What you are asked to do =>
Using the listing below, extract each line that has the word "important" in it.

-- Start of Dataset records --

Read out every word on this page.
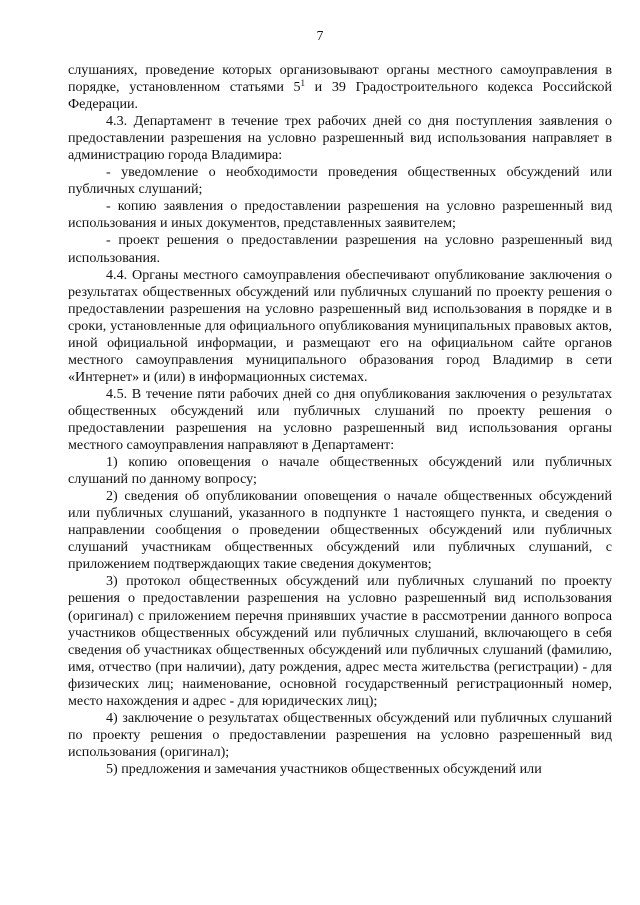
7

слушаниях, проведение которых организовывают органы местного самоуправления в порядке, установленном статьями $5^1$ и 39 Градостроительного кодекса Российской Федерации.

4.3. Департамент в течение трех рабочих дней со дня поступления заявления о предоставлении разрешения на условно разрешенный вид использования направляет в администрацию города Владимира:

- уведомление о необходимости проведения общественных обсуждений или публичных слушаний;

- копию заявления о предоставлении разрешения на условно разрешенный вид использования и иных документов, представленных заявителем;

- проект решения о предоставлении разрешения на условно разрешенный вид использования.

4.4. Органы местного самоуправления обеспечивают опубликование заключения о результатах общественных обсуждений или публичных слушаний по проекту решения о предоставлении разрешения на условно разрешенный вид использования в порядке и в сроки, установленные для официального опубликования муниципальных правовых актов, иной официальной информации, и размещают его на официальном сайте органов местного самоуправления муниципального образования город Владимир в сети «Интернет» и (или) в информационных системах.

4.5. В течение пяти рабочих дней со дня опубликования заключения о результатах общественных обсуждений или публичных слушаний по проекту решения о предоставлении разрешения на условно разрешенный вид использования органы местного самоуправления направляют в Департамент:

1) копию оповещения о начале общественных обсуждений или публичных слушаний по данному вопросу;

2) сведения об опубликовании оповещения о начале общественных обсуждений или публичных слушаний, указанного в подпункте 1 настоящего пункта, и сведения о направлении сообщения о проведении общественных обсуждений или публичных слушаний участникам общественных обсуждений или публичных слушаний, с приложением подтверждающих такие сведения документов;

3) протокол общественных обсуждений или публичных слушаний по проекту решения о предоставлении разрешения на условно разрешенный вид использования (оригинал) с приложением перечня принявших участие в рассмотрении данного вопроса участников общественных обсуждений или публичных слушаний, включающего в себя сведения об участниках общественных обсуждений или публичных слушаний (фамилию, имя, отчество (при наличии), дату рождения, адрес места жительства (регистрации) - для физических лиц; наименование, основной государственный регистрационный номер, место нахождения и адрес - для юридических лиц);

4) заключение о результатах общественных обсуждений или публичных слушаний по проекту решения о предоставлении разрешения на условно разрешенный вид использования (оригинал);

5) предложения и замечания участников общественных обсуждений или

-- End of Dataset records --
-- Start of Dataset records --

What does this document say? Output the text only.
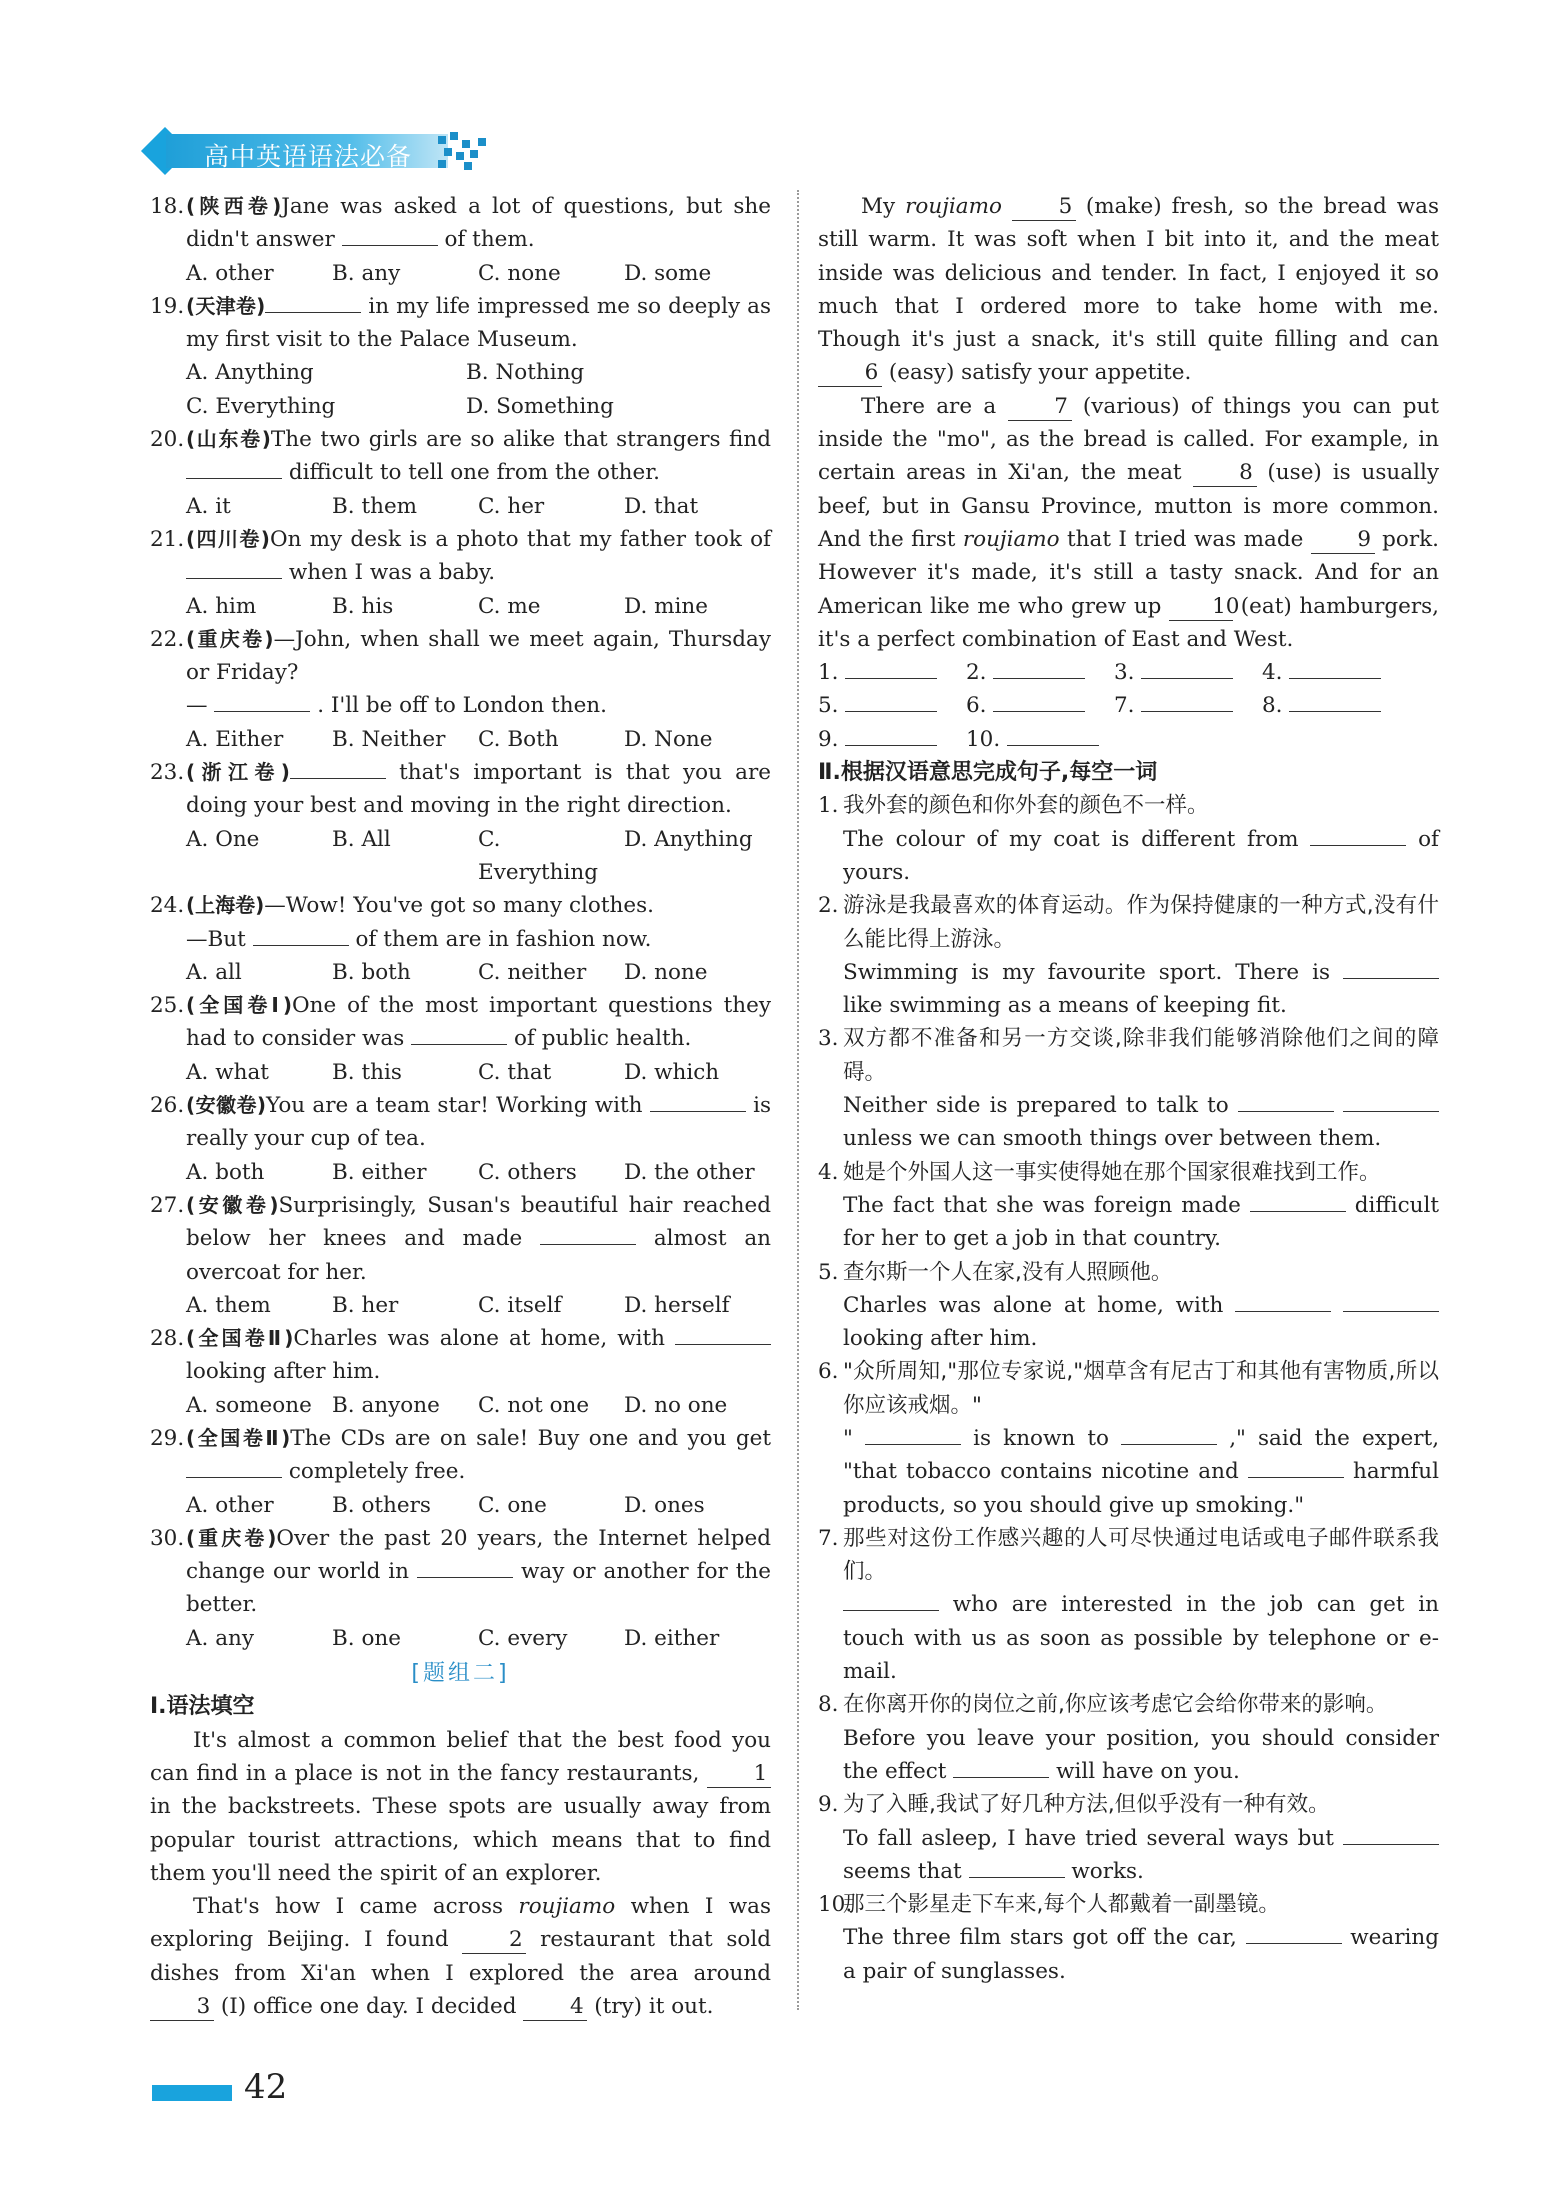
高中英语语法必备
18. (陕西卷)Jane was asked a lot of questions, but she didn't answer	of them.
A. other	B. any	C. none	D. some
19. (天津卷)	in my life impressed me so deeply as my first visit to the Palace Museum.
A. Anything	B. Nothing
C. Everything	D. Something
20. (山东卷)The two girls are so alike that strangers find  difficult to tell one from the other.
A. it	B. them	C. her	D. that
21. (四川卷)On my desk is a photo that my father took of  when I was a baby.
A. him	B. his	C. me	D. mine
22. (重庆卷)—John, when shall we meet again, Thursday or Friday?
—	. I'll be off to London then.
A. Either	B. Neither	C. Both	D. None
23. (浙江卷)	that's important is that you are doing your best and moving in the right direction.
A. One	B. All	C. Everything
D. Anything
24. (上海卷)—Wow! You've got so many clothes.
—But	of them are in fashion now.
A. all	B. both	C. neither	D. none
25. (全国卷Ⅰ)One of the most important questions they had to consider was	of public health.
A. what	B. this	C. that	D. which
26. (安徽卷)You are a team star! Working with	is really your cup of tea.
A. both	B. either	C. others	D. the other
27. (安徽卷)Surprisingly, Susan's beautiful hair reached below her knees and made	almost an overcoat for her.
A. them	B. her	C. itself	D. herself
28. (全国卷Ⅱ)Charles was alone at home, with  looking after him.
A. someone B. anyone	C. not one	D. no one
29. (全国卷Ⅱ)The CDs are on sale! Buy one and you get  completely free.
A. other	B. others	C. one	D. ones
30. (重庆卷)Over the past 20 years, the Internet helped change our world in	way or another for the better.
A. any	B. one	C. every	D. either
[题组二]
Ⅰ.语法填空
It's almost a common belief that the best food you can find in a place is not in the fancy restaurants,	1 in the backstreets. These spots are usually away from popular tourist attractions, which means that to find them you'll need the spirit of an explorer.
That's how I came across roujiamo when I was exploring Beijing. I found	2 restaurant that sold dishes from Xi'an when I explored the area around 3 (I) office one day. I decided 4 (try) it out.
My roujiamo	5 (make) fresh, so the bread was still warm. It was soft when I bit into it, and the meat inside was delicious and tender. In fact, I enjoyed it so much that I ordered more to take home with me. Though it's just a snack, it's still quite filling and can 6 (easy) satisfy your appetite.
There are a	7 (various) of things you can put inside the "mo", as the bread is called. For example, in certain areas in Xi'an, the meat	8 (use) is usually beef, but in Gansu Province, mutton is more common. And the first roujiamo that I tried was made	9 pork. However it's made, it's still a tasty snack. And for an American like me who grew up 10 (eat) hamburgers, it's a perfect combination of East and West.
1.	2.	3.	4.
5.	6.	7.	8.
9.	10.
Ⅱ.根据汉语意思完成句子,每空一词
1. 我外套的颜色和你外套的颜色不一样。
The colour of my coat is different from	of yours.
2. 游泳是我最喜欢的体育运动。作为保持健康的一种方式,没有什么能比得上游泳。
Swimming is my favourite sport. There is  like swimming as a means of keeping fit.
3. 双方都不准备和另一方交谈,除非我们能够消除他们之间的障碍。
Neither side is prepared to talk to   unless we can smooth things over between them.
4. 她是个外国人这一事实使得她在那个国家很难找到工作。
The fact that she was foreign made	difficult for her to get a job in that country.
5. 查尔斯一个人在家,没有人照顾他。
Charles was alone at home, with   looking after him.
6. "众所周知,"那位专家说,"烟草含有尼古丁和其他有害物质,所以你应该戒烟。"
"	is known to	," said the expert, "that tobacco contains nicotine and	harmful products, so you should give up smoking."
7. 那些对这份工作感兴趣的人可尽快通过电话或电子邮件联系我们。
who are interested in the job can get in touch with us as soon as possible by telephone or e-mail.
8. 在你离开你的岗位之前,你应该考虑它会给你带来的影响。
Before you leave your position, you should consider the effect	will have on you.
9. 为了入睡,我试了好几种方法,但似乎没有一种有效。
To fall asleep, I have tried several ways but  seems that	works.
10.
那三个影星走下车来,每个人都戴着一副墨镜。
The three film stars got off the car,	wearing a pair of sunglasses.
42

-- End of Dataset records --

Problem solution =>
23. (浙江卷)	that's important is that you are doing your best and moving in the right direction.
25. (全国卷Ⅰ)One of the most important questions they had to consider was	of public health.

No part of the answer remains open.